* start GIVEN RECORDS *

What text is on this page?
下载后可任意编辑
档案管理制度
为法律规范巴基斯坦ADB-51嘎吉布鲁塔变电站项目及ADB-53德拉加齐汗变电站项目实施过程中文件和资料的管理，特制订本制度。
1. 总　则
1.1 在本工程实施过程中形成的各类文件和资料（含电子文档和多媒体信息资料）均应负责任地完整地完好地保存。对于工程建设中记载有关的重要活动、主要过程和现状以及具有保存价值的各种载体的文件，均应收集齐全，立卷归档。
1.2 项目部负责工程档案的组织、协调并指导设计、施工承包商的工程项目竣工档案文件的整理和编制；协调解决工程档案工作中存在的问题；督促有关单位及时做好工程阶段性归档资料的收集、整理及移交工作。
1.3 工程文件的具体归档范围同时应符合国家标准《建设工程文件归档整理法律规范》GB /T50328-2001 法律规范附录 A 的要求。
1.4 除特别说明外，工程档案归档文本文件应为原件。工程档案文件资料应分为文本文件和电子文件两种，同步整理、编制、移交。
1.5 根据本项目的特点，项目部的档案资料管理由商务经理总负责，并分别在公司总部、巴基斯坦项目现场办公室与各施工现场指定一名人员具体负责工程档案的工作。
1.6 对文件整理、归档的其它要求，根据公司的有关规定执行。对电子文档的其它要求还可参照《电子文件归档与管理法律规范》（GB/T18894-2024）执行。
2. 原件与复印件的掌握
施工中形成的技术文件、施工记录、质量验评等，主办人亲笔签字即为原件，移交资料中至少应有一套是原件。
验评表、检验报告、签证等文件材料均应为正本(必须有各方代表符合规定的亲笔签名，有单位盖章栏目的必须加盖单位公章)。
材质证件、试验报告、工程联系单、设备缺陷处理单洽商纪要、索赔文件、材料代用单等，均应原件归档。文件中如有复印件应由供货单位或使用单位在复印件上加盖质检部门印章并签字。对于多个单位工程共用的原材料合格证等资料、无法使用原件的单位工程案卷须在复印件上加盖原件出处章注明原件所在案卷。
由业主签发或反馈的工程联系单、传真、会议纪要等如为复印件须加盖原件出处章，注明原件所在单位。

* end GIVEN RECORDS *

[WORK REQUIRED]
Copy every record exactly, with nothing added or dropped.

[THE RESPONSE]
What text is on this page?
下载后可任意编辑
档案管理制度
为法律规范巴基斯坦ADB-51嘎吉布鲁塔变电站项目及ADB-53德拉加齐汗变电站项目实施过程中文件和资料的管理，特制订本制度。
1. 总　则
1.1 在本工程实施过程中形成的各类文件和资料（含电子文档和多媒体信息资料）均应负责任地完整地完好地保存。对于工程建设中记载有关的重要活动、主要过程和现状以及具有保存价值的各种载体的文件，均应收集齐全，立卷归档。
1.2 项目部负责工程档案的组织、协调并指导设计、施工承包商的工程项目竣工档案文件的整理和编制；协调解决工程档案工作中存在的问题；督促有关单位及时做好工程阶段性归档资料的收集、整理及移交工作。
1.3 工程文件的具体归档范围同时应符合国家标准《建设工程文件归档整理法律规范》GB /T50328-2001 法律规范附录 A 的要求。
1.4 除特别说明外，工程档案归档文本文件应为原件。工程档案文件资料应分为文本文件和电子文件两种，同步整理、编制、移交。
1.5 根据本项目的特点，项目部的档案资料管理由商务经理总负责，并分别在公司总部、巴基斯坦项目现场办公室与各施工现场指定一名人员具体负责工程档案的工作。
1.6 对文件整理、归档的其它要求，根据公司的有关规定执行。对电子文档的其它要求还可参照《电子文件归档与管理法律规范》（GB/T18894-2024）执行。
2. 原件与复印件的掌握
施工中形成的技术文件、施工记录、质量验评等，主办人亲笔签字即为原件，移交资料中至少应有一套是原件。
验评表、检验报告、签证等文件材料均应为正本(必须有各方代表符合规定的亲笔签名，有单位盖章栏目的必须加盖单位公章)。
材质证件、试验报告、工程联系单、设备缺陷处理单洽商纪要、索赔文件、材料代用单等，均应原件归档。文件中如有复印件应由供货单位或使用单位在复印件上加盖质检部门印章并签字。对于多个单位工程共用的原材料合格证等资料、无法使用原件的单位工程案卷须在复印件上加盖原件出处章注明原件所在案卷。
由业主签发或反馈的工程联系单、传真、会议纪要等如为复印件须加盖原件出处章，注明原件所在单位。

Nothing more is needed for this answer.